Records to process >>
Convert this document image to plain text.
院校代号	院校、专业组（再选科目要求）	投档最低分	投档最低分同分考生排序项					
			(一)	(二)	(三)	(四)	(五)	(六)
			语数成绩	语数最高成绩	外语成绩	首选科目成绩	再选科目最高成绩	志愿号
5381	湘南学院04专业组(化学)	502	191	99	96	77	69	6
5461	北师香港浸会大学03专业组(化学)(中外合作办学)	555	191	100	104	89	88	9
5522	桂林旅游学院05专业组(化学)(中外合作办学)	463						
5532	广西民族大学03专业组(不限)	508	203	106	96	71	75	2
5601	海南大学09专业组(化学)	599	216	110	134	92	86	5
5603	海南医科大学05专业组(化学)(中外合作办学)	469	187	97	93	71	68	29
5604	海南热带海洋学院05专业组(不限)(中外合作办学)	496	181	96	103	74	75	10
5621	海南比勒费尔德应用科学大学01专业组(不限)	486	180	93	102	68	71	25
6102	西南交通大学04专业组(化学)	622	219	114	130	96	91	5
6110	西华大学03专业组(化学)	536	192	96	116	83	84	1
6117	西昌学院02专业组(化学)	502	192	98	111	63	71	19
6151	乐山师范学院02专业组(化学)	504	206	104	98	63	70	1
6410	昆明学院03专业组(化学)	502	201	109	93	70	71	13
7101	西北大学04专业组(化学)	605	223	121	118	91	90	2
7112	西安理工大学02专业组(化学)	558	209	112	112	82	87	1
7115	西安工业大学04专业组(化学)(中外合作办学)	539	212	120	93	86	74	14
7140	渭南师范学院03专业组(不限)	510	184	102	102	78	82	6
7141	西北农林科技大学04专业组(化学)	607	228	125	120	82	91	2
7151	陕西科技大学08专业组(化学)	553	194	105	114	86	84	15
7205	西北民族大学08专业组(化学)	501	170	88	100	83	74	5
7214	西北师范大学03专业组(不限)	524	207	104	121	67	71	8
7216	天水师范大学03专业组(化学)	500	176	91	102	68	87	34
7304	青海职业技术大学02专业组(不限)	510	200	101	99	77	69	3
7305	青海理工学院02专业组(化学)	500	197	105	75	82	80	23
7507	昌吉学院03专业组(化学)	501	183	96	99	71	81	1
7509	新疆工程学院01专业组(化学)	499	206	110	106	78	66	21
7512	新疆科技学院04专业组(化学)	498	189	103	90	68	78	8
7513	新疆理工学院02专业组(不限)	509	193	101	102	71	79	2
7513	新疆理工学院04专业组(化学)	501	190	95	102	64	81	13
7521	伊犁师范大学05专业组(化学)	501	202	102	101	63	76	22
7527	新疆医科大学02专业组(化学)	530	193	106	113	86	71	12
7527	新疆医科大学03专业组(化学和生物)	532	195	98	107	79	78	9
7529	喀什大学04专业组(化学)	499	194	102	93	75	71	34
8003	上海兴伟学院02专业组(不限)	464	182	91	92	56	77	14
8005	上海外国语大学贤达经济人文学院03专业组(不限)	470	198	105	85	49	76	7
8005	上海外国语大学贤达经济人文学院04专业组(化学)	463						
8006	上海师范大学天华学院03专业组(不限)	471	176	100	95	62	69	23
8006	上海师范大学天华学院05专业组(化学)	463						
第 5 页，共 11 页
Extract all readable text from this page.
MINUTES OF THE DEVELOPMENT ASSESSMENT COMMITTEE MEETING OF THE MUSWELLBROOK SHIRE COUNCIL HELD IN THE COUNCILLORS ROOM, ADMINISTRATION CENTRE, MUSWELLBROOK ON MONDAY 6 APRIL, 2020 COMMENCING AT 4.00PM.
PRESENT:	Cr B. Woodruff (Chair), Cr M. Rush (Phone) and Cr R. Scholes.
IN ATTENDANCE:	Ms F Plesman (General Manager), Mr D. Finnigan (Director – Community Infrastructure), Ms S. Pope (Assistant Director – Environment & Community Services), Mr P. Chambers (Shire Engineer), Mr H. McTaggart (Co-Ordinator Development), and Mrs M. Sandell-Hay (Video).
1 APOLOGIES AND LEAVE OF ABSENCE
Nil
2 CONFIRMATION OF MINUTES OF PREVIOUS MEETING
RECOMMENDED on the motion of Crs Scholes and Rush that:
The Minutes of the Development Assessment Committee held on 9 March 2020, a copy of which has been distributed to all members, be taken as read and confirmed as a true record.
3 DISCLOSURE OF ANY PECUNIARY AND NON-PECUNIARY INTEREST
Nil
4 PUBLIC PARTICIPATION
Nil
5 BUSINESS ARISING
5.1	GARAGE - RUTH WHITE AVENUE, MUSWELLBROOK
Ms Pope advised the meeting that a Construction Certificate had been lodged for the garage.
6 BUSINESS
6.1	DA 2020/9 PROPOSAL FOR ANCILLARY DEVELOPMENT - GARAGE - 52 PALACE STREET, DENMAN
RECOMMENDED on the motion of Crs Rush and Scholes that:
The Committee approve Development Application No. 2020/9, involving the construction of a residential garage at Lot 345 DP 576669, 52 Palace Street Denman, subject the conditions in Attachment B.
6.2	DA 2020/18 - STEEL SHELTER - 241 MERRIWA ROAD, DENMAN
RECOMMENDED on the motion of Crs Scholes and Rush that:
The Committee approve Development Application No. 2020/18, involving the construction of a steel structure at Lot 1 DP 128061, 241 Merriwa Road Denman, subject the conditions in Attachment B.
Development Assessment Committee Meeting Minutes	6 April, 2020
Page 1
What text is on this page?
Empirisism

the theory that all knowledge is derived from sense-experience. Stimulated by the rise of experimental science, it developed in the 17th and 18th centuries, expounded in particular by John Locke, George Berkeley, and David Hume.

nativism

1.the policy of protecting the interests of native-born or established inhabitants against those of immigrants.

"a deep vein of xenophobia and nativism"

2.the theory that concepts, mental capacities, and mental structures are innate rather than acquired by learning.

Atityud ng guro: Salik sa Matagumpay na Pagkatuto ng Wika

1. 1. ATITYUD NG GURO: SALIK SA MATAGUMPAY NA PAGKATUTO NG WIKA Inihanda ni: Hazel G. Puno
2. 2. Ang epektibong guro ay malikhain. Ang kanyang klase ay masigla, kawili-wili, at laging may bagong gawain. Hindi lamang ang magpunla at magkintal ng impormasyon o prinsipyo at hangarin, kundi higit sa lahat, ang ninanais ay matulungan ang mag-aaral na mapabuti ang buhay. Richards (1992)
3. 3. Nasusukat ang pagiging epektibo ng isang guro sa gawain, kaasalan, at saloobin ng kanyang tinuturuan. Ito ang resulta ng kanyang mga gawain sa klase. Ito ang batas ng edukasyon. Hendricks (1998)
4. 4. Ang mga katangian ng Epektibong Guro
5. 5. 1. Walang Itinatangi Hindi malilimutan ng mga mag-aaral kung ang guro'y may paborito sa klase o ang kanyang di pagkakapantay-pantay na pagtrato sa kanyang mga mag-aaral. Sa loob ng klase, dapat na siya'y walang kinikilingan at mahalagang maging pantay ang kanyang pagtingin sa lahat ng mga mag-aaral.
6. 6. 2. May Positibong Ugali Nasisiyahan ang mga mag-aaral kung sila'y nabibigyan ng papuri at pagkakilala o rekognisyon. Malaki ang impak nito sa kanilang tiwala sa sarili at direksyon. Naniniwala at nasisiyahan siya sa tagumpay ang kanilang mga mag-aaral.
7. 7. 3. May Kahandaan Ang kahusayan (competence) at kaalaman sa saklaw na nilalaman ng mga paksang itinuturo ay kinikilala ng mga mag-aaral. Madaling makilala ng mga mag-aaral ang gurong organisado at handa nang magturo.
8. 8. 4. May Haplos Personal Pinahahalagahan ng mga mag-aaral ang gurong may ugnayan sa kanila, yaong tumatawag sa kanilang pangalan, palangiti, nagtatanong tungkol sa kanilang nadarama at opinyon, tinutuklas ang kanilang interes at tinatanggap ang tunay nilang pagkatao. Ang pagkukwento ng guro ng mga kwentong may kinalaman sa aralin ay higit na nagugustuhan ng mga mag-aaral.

Problem to solve >> Pick out all the lines with the word "Scholes" in them and copy them.

Answer to this task >>
PRESENT:	Cr B. Woodruff (Chair), Cr M. Rush (Phone) and Cr R. Scholes.
RECOMMENDED on the motion of Crs Scholes and Rush that:
RECOMMENDED on the motion of Crs Rush and Scholes that:
RECOMMENDED on the motion of Crs Scholes and Rush that:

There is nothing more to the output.